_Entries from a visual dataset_
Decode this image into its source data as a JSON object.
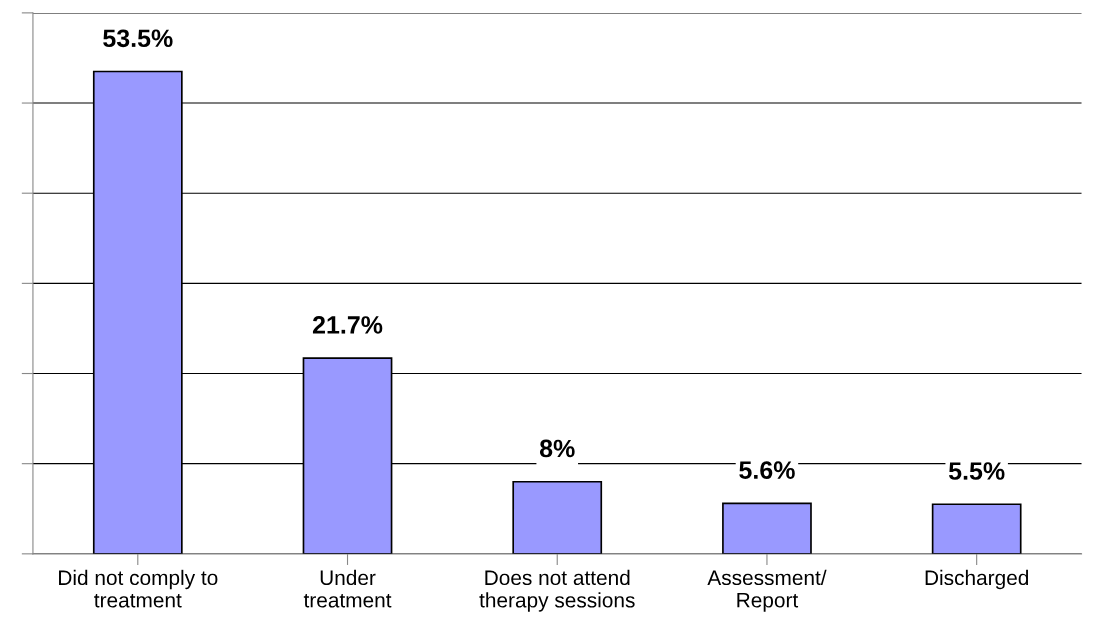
{
  "chart_data": {
    "type": "bar",
    "categories": [
      "Did not comply to\ntreatment",
      "Under\ntreatment",
      "Does not attend\ntherapy sessions",
      "Assessment/\nReport",
      "Discharged"
    ],
    "values": [
      53.5,
      21.7,
      8,
      5.6,
      5.5
    ],
    "value_labels": [
      "53.5%",
      "21.7%",
      "8%",
      "5.6%",
      "5.5%"
    ],
    "color": "#9999ff",
    "ylim": [
      0,
      60
    ],
    "yticks": [
      {
        "value": 0,
        "label": null
      },
      {
        "value": 10,
        "label": null
      },
      {
        "value": 20,
        "label": null
      },
      {
        "value": 30,
        "label": null
      },
      {
        "value": 40,
        "label": null
      },
      {
        "value": 50,
        "label": null
      },
      {
        "value": 60,
        "label": null
      }
    ],
    "grid": "y",
    "legend": false
  }
}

_Task objective_
Exclude the images and reproduce the remaining data exactly.

_The response_
Decode this image into its source data as a JSON object.
{
  "chart_data": {
    "type": "bar",
    "categories": [
      "Did not comply to\ntreatment",
      "Under\ntreatment",
      "Does not attend\ntherapy sessions",
      "Assessment/\nReport",
      "Discharged"
    ],
    "values": [
      53.5,
      21.7,
      8,
      5.6,
      5.5
    ],
    "value_labels": [
      "53.5%",
      "21.7%",
      "8%",
      "5.6%",
      "5.5%"
    ],
    "color": "#9999ff",
    "ylim": [
      0,
      60
    ],
    "yticks": [
      {
        "value": 0,
        "label": null
      },
      {
        "value": 10,
        "label": null
      },
      {
        "value": 20,
        "label": null
      },
      {
        "value": 30,
        "label": null
      },
      {
        "value": 40,
        "label": null
      },
      {
        "value": 50,
        "label": null
      },
      {
        "value": 60,
        "label": null
      }
    ],
    "grid": "y",
    "legend": false
  }
}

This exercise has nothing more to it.